GIVEN PROBLEM:
From the entries provided below, copy each line that contains the word "Weight".

Start of INPUT ROWS

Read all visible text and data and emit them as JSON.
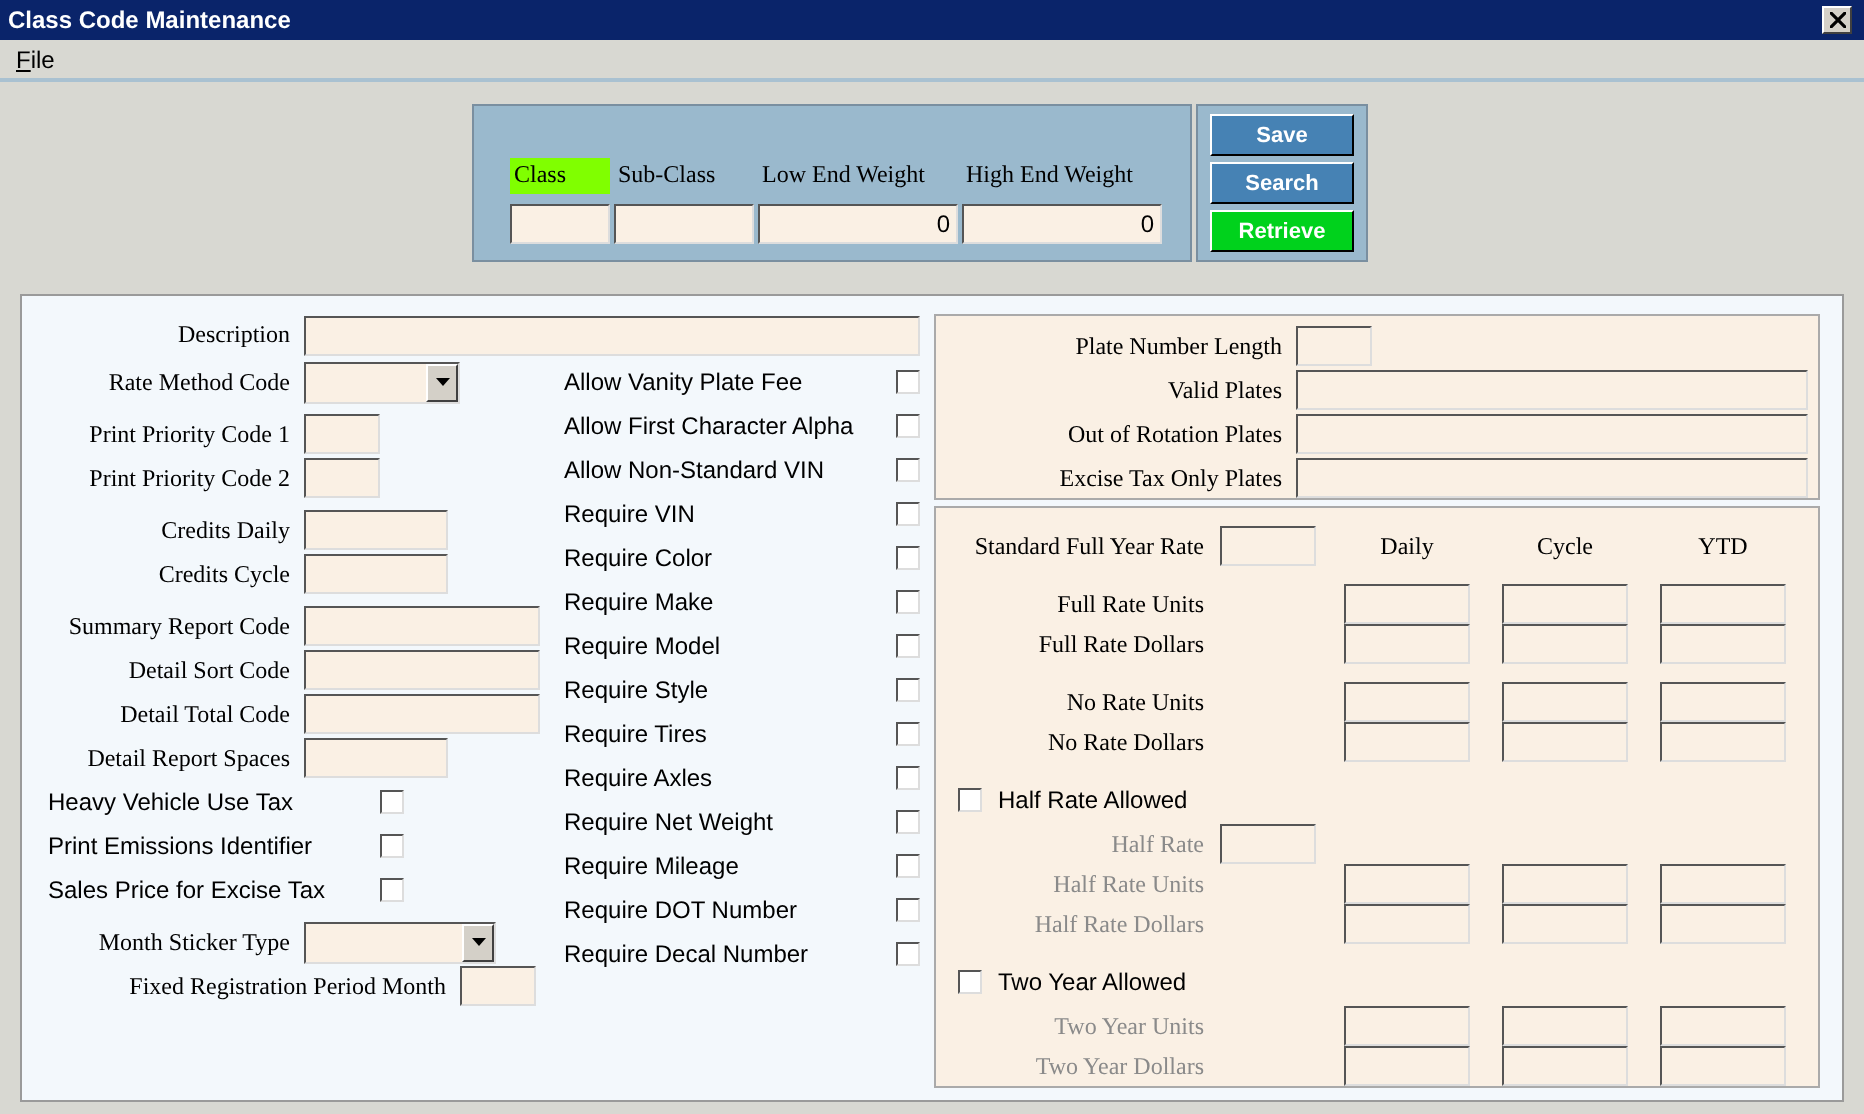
{
  "window": {
    "title": "Class Code Maintenance"
  },
  "menu": [
    {
      "label": "File"
    }
  ],
  "header": {
    "fields": [
      {
        "label": "Class",
        "highlighted": true
      },
      {
        "label": "Sub-Class",
        "highlighted": false
      },
      {
        "label": "Low End Weight",
        "value": "0",
        "highlighted": false
      },
      {
        "label": "High End Weight",
        "value": "0",
        "highlighted": false
      }
    ],
    "buttons": [
      {
        "label": "Save",
        "kind": "normal"
      },
      {
        "label": "Search",
        "kind": "normal"
      },
      {
        "label": "Retrieve",
        "kind": "primary"
      }
    ]
  },
  "description": {
    "label": "Description"
  },
  "left_groups": [
    {
      "fields": [
        {
          "kind": "combo",
          "label": "Rate Method Code"
        }
      ]
    },
    {
      "fields": [
        {
          "kind": "tiny",
          "label": "Print Priority Code 1"
        },
        {
          "kind": "tiny",
          "label": "Print Priority Code 2"
        }
      ]
    },
    {
      "fields": [
        {
          "kind": "short",
          "label": "Credits Daily"
        },
        {
          "kind": "short",
          "label": "Credits Cycle"
        }
      ]
    },
    {
      "fields": [
        {
          "kind": "medium",
          "label": "Summary Report Code"
        },
        {
          "kind": "medium",
          "label": "Detail Sort Code"
        },
        {
          "kind": "medium",
          "label": "Detail Total Code"
        },
        {
          "kind": "short",
          "label": "Detail Report Spaces"
        },
        {
          "kind": "checkbox",
          "label": "Heavy Vehicle Use Tax",
          "checked": false
        },
        {
          "kind": "checkbox",
          "label": "Print Emissions Identifier",
          "checked": false
        },
        {
          "kind": "checkbox",
          "label": "Sales Price for Excise Tax",
          "checked": false
        }
      ]
    },
    {
      "fields": [
        {
          "kind": "dropdown",
          "label": "Month Sticker Type"
        },
        {
          "kind": "inline",
          "label": "Fixed Registration Period Month"
        }
      ]
    }
  ],
  "options": [
    {
      "label": "Allow Vanity Plate Fee",
      "checked": false
    },
    {
      "label": "Allow First Character Alpha",
      "checked": false
    },
    {
      "label": "Allow Non-Standard VIN",
      "checked": false
    },
    {
      "label": "Require VIN",
      "checked": false
    },
    {
      "label": "Require Color",
      "checked": false
    },
    {
      "label": "Require Make",
      "checked": false
    },
    {
      "label": "Require Model",
      "checked": false
    },
    {
      "label": "Require Style",
      "checked": false
    },
    {
      "label": "Require Tires",
      "checked": false
    },
    {
      "label": "Require Axles",
      "checked": false
    },
    {
      "label": "Require Net Weight",
      "checked": false
    },
    {
      "label": "Require Mileage",
      "checked": false
    },
    {
      "label": "Require DOT Number",
      "checked": false
    },
    {
      "label": "Require Decal Number",
      "checked": false
    }
  ],
  "plates": [
    {
      "kind": "short",
      "label": "Plate Number Length"
    },
    {
      "kind": "wide",
      "label": "Valid Plates"
    },
    {
      "kind": "wide",
      "label": "Out of Rotation Plates"
    },
    {
      "kind": "wide",
      "label": "Excise Tax Only Plates"
    }
  ],
  "rates": {
    "columns": [
      "Daily",
      "Cycle",
      "YTD"
    ],
    "standard": {
      "label": "Standard Full Year Rate"
    },
    "groups": [
      {
        "kind": "plain",
        "rows": [
          {
            "label": "Full Rate Units"
          },
          {
            "label": "Full Rate Dollars"
          }
        ]
      },
      {
        "kind": "plain",
        "rows": [
          {
            "label": "No Rate Units"
          },
          {
            "label": "No Rate Dollars"
          }
        ]
      },
      {
        "kind": "optional",
        "toggle": {
          "label": "Half Rate Allowed",
          "checked": false
        },
        "rate": {
          "label": "Half Rate"
        },
        "rows": [
          {
            "label": "Half Rate Units"
          },
          {
            "label": "Half Rate Dollars"
          }
        ]
      },
      {
        "kind": "optional",
        "toggle": {
          "label": "Two Year Allowed",
          "checked": false
        },
        "rows": [
          {
            "label": "Two Year Units"
          },
          {
            "label": "Two Year Dollars"
          }
        ]
      }
    ]
  }
}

End of INPUT ROWS

EXERCISE RESPONSE:
        "label": "Low End Weight",
        "label": "High End Weight",
      "label": "Require Net Weight",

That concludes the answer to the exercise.